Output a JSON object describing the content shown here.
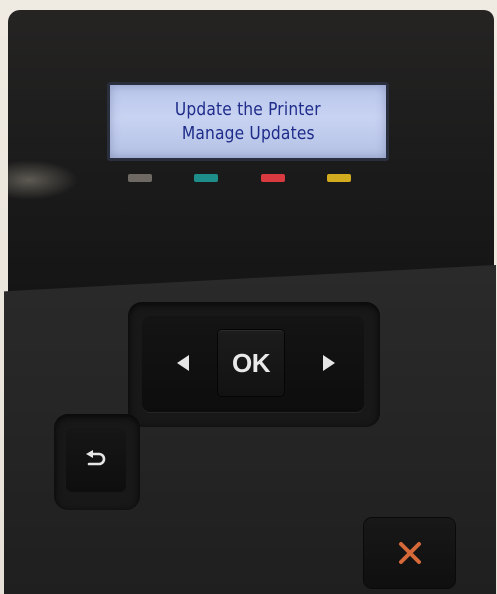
{
  "display": {
    "line1": "Update the Printer",
    "line2": "Manage Updates"
  },
  "indicators": [
    {
      "name": "gray",
      "color": "#6e6a63"
    },
    {
      "name": "teal",
      "color": "#1e8e8b"
    },
    {
      "name": "red",
      "color": "#d83a3f"
    },
    {
      "name": "yellow",
      "color": "#d2ab1f"
    }
  ],
  "controls": {
    "ok_label": "OK",
    "left_icon": "left-arrow-icon",
    "right_icon": "right-arrow-icon",
    "back_icon": "back-arrow-icon",
    "cancel_icon": "cancel-x-icon",
    "cancel_color": "#d6693a"
  }
}
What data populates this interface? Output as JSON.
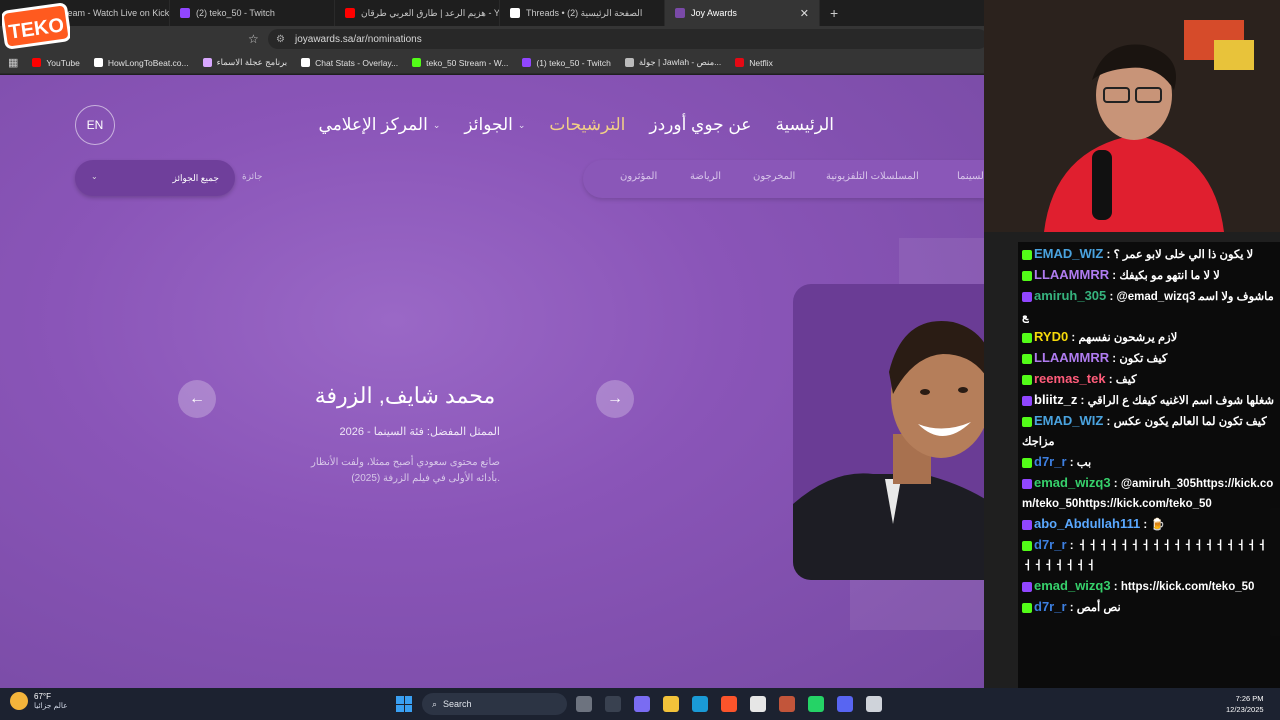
{
  "browser": {
    "tabs": [
      {
        "label": "Stream - Watch Live on Kick",
        "color": "#53fc18"
      },
      {
        "label": "(2) teko_50 - Twitch",
        "color": "#9146ff"
      },
      {
        "label": "هزيم الرعد | طارق العربي طرقان - YouTube",
        "color": "#ff0000"
      },
      {
        "label": "Threads • (2) الصفحة الرئيسية",
        "color": "#ffffff"
      },
      {
        "label": "Joy Awards",
        "color": "#7a4aa8",
        "active": true
      }
    ],
    "url": "joyawards.sa/ar/nominations",
    "bookmarks": [
      {
        "label": "YouTube",
        "color": "#ff0000"
      },
      {
        "label": "HowLongToBeat.co...",
        "color": "#ffffff"
      },
      {
        "label": "برنامج عجلة الاسماء",
        "color": "#d8a7ff"
      },
      {
        "label": "Chat Stats - Overlay...",
        "color": "#ffffff"
      },
      {
        "label": "teko_50 Stream - W...",
        "color": "#53fc18"
      },
      {
        "label": "(1) teko_50 - Twitch",
        "color": "#9146ff"
      },
      {
        "label": "جولة | Jawlah - منص...",
        "color": "#bbbbbb"
      },
      {
        "label": "Netflix",
        "color": "#e50914"
      }
    ]
  },
  "site": {
    "nav": [
      {
        "label": "الرئيسية"
      },
      {
        "label": "عن جوي أوردز"
      },
      {
        "label": "الترشيحات",
        "active": true
      },
      {
        "label": "الجوائز",
        "caret": true
      },
      {
        "label": "المركز الإعلامي",
        "caret": true
      }
    ],
    "lang_button": "EN",
    "award_filter_label": "جائزة",
    "award_filter_value": "جميع الجوائز",
    "categories": [
      "السينما",
      "المسلسلات التلفزيونية",
      "المخرجون",
      "الرياضة",
      "المؤثرون"
    ],
    "nominee": {
      "name": "محمد شايف, الزرفة",
      "category": "الممثل المفضل: فئة السينما - 2026",
      "description": "صانع محتوى سعودي أصبح ممثلا، ولفت الأنظار بأدائه الأولى في فيلم الزرفة (2025)."
    }
  },
  "chat": {
    "messages": [
      {
        "user": "EMAD_WIZ",
        "color": "#4aa3df",
        "text": "لا يكون ذا الي خلى لابو عمر ؟"
      },
      {
        "user": "LLAAMMRR",
        "color": "#b07cf0",
        "text": "لا لا ما انتهو مو بكيفك"
      },
      {
        "user": "amiruh_305",
        "color": "#36b37e",
        "text": "@emad_wizq3 ماشوف ولا اسمع"
      },
      {
        "user": "RYD0",
        "color": "#f5d90a",
        "text": "لازم يرشحون نفسهم"
      },
      {
        "user": "LLAAMMRR",
        "color": "#b07cf0",
        "text": "كيف تكون"
      },
      {
        "user": "reemas_tek",
        "color": "#ff5c7a",
        "text": "كيف"
      },
      {
        "user": "bliitz_z",
        "color": "#ffffff",
        "text": "شغلها شوف اسم الاغنيه كيفك ع الراقي"
      },
      {
        "user": "EMAD_WIZ",
        "color": "#4aa3df",
        "text": "كيف تكون لما العالم يكون عكس مزاجك"
      },
      {
        "user": "d7r_r",
        "color": "#3d7fe0",
        "text": "بب"
      },
      {
        "user": "emad_wizq3",
        "color": "#36d06b",
        "text": "@amiruh_305https://kick.com/teko_50https://kick.com/teko_50"
      },
      {
        "user": "abo_Abdullah111",
        "color": "#5aa8ff",
        "text": "🍺"
      },
      {
        "user": "d7r_r",
        "color": "#3d7fe0",
        "text": "ㅓㅓㅓㅓㅓㅓㅓㅓㅓㅓㅓㅓㅓㅓㅓㅓㅓㅓㅓㅓㅓㅓㅓㅓㅓ"
      },
      {
        "user": "emad_wizq3",
        "color": "#36d06b",
        "text": "https://kick.com/teko_50"
      },
      {
        "user": "d7r_r",
        "color": "#3d7fe0",
        "text": "نص أمص"
      }
    ]
  },
  "taskbar": {
    "temperature": "67°F",
    "weather_desc": "عالم جزائيا",
    "search_placeholder": "Search",
    "time": "7:26 PM",
    "date": "12/23/2025"
  },
  "overlay": {
    "logo_text": "TEKO"
  }
}
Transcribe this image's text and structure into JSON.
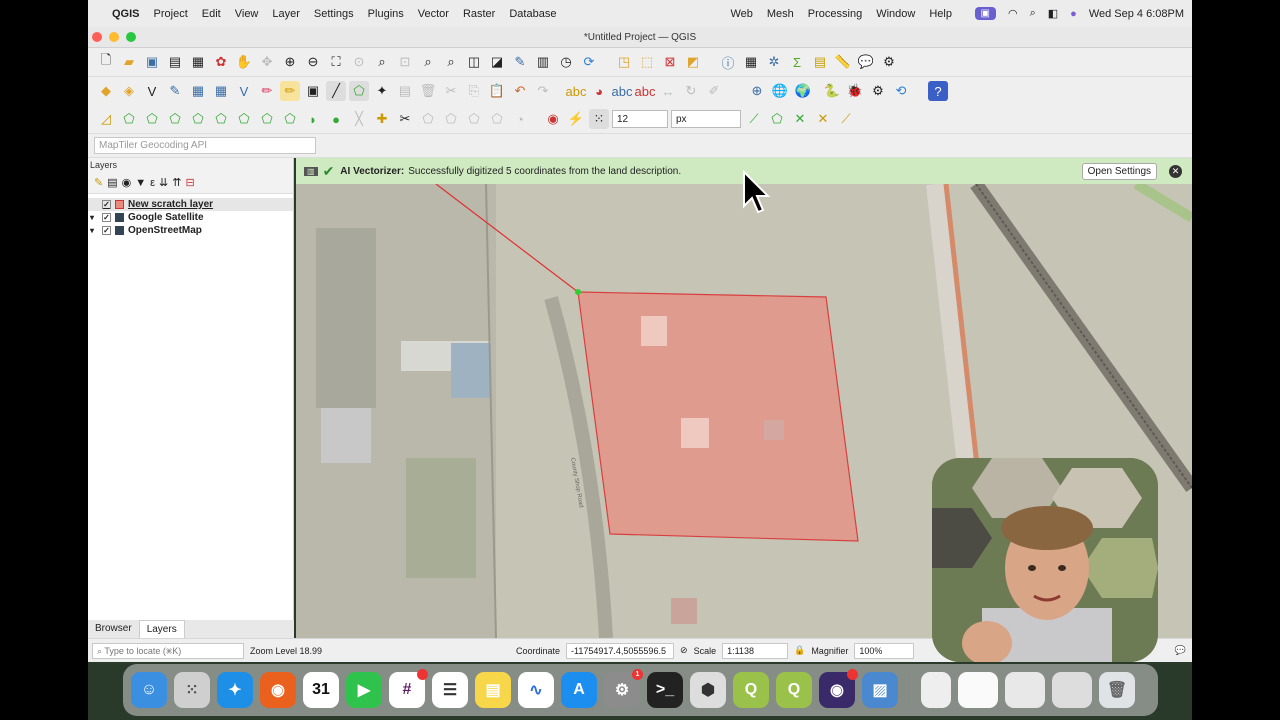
{
  "menubar": {
    "app": "QGIS",
    "items": [
      "Project",
      "Edit",
      "View",
      "Layer",
      "Settings",
      "Plugins",
      "Vector",
      "Raster",
      "Database",
      "Web",
      "Mesh",
      "Processing",
      "Window",
      "Help"
    ],
    "clock": "Wed Sep 4  6:08PM"
  },
  "window": {
    "title": "*Untitled Project — QGIS"
  },
  "toolbar": {
    "font_size": "12",
    "unit": "px"
  },
  "geocoder": {
    "placeholder": "MapTiler Geocoding API"
  },
  "layers_panel": {
    "title": "Layers",
    "layers": [
      {
        "name": "New scratch layer",
        "checked": "✓"
      },
      {
        "name": "Google Satellite",
        "checked": "✓"
      },
      {
        "name": "OpenStreetMap",
        "checked": "✓"
      }
    ],
    "tabs": [
      "Browser",
      "Layers"
    ]
  },
  "message_bar": {
    "title": "AI Vectorizer:",
    "text": "Successfully digitized 5 coordinates from the land description.",
    "button": "Open Settings"
  },
  "statusbar": {
    "locate_placeholder": "Type to locate (⌘K)",
    "zoom": "Zoom Level 18.99",
    "coordinate_label": "Coordinate",
    "coordinate": "-11754917.4,5055596.5",
    "scale_label": "Scale",
    "scale": "1:1138",
    "magnifier_label": "Magnifier",
    "magnifier": "100%"
  },
  "map_labels": {
    "road": "County Shop Road"
  },
  "dock": {
    "calendar_day": "31",
    "badge": "1",
    "apps": [
      "finder-icon",
      "launchpad-icon",
      "safari-icon",
      "firefox-icon",
      "calendar-icon",
      "facetime-icon",
      "slack-icon",
      "reminders-icon",
      "notes-icon",
      "freeform-icon",
      "appstore-icon",
      "settings-icon",
      "terminal-icon",
      "box-icon",
      "qgis-icon",
      "qgis-icon-2",
      "obs-icon",
      "preview-icon"
    ]
  },
  "colors": {
    "polygon_fill": "#e98a7f",
    "polygon_stroke": "#d84040",
    "message_bar": "#cfe9c1"
  }
}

» **WRITTEN PROBLEM**
All of the lines above should be retyped precisely, apart from the pictures.

» **EXERCISE ANSWER**
Output a JSON object describing the content shown here.
{
  "display": {
    "line1": "Update the Printer",
    "line2": "Manage Updates"
  },
  "indicators": [
    {
      "name": "gray",
      "color": "#6e6a63"
    },
    {
      "name": "teal",
      "color": "#1e8e8b"
    },
    {
      "name": "red",
      "color": "#d83a3f"
    },
    {
      "name": "yellow",
      "color": "#d2ab1f"
    }
  ],
  "controls": {
    "ok_label": "OK",
    "left_icon": "left-arrow-icon",
    "right_icon": "right-arrow-icon",
    "back_icon": "back-arrow-icon",
    "cancel_icon": "cancel-x-icon",
    "cancel_color": "#d6693a"
  }
}
What data populates this interface? Output as JSON.
{
  "browser": {
    "tabs": [
      {
        "label": "Stream - Watch Live on Kick",
        "color": "#53fc18"
      },
      {
        "label": "(2) teko_50 - Twitch",
        "color": "#9146ff"
      },
      {
        "label": "هزيم الرعد | طارق العربي طرقان - YouTube",
        "color": "#ff0000"
      },
      {
        "label": "Threads • (2) الصفحة الرئيسية",
        "color": "#ffffff"
      },
      {
        "label": "Joy Awards",
        "color": "#7a4aa8",
        "active": true
      }
    ],
    "url": "joyawards.sa/ar/nominations",
    "bookmarks": [
      {
        "label": "YouTube",
        "color": "#ff0000"
      },
      {
        "label": "HowLongToBeat.co...",
        "color": "#ffffff"
      },
      {
        "label": "برنامج عجلة الاسماء",
        "color": "#d8a7ff"
      },
      {
        "label": "Chat Stats - Overlay...",
        "color": "#ffffff"
      },
      {
        "label": "teko_50 Stream - W...",
        "color": "#53fc18"
      },
      {
        "label": "(1) teko_50 - Twitch",
        "color": "#9146ff"
      },
      {
        "label": "جولة | Jawlah - منص...",
        "color": "#bbbbbb"
      },
      {
        "label": "Netflix",
        "color": "#e50914"
      }
    ]
  },
  "site": {
    "nav": [
      {
        "label": "الرئيسية"
      },
      {
        "label": "عن جوي أوردز"
      },
      {
        "label": "الترشيحات",
        "active": true
      },
      {
        "label": "الجوائز",
        "caret": true
      },
      {
        "label": "المركز الإعلامي",
        "caret": true
      }
    ],
    "lang_button": "EN",
    "award_filter_label": "جائزة",
    "award_filter_value": "جميع الجوائز",
    "categories": [
      "السينما",
      "المسلسلات التلفزيونية",
      "المخرجون",
      "الرياضة",
      "المؤثرون"
    ],
    "nominee": {
      "name": "محمد شايف, الزرفة",
      "category": "الممثل المفضل: فئة السينما - 2026",
      "description": "صانع محتوى سعودي أصبح ممثلا، ولفت الأنظار بأدائه الأولى في فيلم الزرفة (2025)."
    }
  },
  "chat": {
    "messages": [
      {
        "user": "EMAD_WIZ",
        "color": "#4aa3df",
        "text": "لا يكون ذا الي خلى لابو عمر ؟"
      },
      {
        "user": "LLAAMMRR",
        "color": "#b07cf0",
        "text": "لا لا ما انتهو مو بكيفك"
      },
      {
        "user": "amiruh_305",
        "color": "#36b37e",
        "text": "@emad_wizq3 ماشوف ولا اسمع"
      },
      {
        "user": "RYD0",
        "color": "#f5d90a",
        "text": "لازم يرشحون نفسهم"
      },
      {
        "user": "LLAAMMRR",
        "color": "#b07cf0",
        "text": "كيف تكون"
      },
      {
        "user": "reemas_tek",
        "color": "#ff5c7a",
        "text": "كيف"
      },
      {
        "user": "bliitz_z",
        "color": "#ffffff",
        "text": "شغلها شوف اسم الاغنيه كيفك ع الراقي"
      },
      {
        "user": "EMAD_WIZ",
        "color": "#4aa3df",
        "text": "كيف تكون لما العالم يكون عكس مزاجك"
      },
      {
        "user": "d7r_r",
        "color": "#3d7fe0",
        "text": "بب"
      },
      {
        "user": "emad_wizq3",
        "color": "#36d06b",
        "text": "@amiruh_305https://kick.com/teko_50https://kick.com/teko_50"
      },
      {
        "user": "abo_Abdullah111",
        "color": "#5aa8ff",
        "text": "🍺"
      },
      {
        "user": "d7r_r",
        "color": "#3d7fe0",
        "text": "ㅓㅓㅓㅓㅓㅓㅓㅓㅓㅓㅓㅓㅓㅓㅓㅓㅓㅓㅓㅓㅓㅓㅓㅓㅓ"
      },
      {
        "user": "emad_wizq3",
        "color": "#36d06b",
        "text": "https://kick.com/teko_50"
      },
      {
        "user": "d7r_r",
        "color": "#3d7fe0",
        "text": "نص أمص"
      }
    ]
  },
  "taskbar": {
    "temperature": "67°F",
    "weather_desc": "عالم جزائيا",
    "search_placeholder": "Search",
    "time": "7:26 PM",
    "date": "12/23/2025"
  },
  "overlay": {
    "logo_text": "TEKO"
  }
}
Transcribe this image's text and structure into JSON.
{
  "menubar": {
    "app": "QGIS",
    "items": [
      "Project",
      "Edit",
      "View",
      "Layer",
      "Settings",
      "Plugins",
      "Vector",
      "Raster",
      "Database",
      "Web",
      "Mesh",
      "Processing",
      "Window",
      "Help"
    ],
    "clock": "Wed Sep 4  6:08PM"
  },
  "window": {
    "title": "*Untitled Project — QGIS"
  },
  "toolbar": {
    "font_size": "12",
    "unit": "px"
  },
  "geocoder": {
    "placeholder": "MapTiler Geocoding API"
  },
  "layers_panel": {
    "title": "Layers",
    "layers": [
      {
        "name": "New scratch layer",
        "checked": "✓"
      },
      {
        "name": "Google Satellite",
        "checked": "✓"
      },
      {
        "name": "OpenStreetMap",
        "checked": "✓"
      }
    ],
    "tabs": [
      "Browser",
      "Layers"
    ]
  },
  "message_bar": {
    "title": "AI Vectorizer:",
    "text": "Successfully digitized 5 coordinates from the land description.",
    "button": "Open Settings"
  },
  "statusbar": {
    "locate_placeholder": "Type to locate (⌘K)",
    "zoom": "Zoom Level 18.99",
    "coordinate_label": "Coordinate",
    "coordinate": "-11754917.4,5055596.5",
    "scale_label": "Scale",
    "scale": "1:1138",
    "magnifier_label": "Magnifier",
    "magnifier": "100%"
  },
  "map_labels": {
    "road": "County Shop Road"
  },
  "dock": {
    "calendar_day": "31",
    "badge": "1",
    "apps": [
      "finder-icon",
      "launchpad-icon",
      "safari-icon",
      "firefox-icon",
      "calendar-icon",
      "facetime-icon",
      "slack-icon",
      "reminders-icon",
      "notes-icon",
      "freeform-icon",
      "appstore-icon",
      "settings-icon",
      "terminal-icon",
      "box-icon",
      "qgis-icon",
      "qgis-icon-2",
      "obs-icon",
      "preview-icon"
    ]
  },
  "colors": {
    "polygon_fill": "#e98a7f",
    "polygon_stroke": "#d84040",
    "message_bar": "#cfe9c1"
  }
}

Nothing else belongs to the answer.